== Supplied material

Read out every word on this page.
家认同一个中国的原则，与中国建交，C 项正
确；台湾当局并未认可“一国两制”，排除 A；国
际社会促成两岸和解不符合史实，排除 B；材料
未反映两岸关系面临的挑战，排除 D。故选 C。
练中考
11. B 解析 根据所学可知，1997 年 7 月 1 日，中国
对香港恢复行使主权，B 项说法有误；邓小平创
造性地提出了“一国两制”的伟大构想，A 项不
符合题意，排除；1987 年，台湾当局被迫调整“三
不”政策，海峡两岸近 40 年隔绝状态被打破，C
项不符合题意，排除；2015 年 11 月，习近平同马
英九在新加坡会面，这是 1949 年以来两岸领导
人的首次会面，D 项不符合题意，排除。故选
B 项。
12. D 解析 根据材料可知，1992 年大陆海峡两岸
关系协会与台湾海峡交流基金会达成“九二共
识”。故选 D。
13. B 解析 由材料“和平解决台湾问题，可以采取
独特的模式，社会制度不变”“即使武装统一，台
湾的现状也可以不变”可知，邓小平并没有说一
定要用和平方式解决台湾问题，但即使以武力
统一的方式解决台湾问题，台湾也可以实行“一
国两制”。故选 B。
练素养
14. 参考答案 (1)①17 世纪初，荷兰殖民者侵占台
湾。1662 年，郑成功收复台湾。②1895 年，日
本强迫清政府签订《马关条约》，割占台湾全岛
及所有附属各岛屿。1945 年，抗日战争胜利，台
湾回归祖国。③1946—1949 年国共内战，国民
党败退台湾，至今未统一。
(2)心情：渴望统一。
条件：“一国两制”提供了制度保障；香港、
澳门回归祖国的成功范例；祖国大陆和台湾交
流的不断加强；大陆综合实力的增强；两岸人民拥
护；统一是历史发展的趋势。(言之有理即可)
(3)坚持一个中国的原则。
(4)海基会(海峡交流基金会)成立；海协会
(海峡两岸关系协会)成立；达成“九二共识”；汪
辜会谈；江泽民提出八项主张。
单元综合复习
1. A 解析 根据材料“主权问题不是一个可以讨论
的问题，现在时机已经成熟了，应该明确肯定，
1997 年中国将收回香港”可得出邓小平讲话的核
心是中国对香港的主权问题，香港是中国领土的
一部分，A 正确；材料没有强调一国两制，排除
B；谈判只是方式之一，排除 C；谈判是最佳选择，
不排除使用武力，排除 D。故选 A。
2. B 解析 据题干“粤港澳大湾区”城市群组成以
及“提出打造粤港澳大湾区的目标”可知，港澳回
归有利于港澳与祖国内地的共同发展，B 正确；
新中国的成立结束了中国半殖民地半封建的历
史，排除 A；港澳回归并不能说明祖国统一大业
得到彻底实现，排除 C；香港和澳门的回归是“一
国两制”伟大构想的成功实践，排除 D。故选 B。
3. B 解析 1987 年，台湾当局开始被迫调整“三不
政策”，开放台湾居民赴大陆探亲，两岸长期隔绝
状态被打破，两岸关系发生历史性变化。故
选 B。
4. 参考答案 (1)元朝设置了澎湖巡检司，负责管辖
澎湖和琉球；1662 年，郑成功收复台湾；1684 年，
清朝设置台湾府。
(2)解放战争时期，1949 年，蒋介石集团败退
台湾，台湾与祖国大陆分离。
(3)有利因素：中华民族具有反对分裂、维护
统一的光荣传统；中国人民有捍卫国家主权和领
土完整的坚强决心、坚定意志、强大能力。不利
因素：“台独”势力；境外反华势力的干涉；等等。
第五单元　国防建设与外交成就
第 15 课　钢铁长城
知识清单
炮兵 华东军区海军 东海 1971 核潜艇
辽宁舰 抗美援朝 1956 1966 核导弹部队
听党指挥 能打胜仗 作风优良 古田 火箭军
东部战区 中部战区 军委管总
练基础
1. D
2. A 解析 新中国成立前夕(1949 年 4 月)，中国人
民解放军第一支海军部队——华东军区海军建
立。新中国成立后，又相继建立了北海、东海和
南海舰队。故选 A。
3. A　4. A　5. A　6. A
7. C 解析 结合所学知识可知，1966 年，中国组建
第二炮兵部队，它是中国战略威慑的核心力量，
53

====

Aim of the exercise »
Report how many lines of the preceding records include "参考答案". Output the number only.

Task response »
2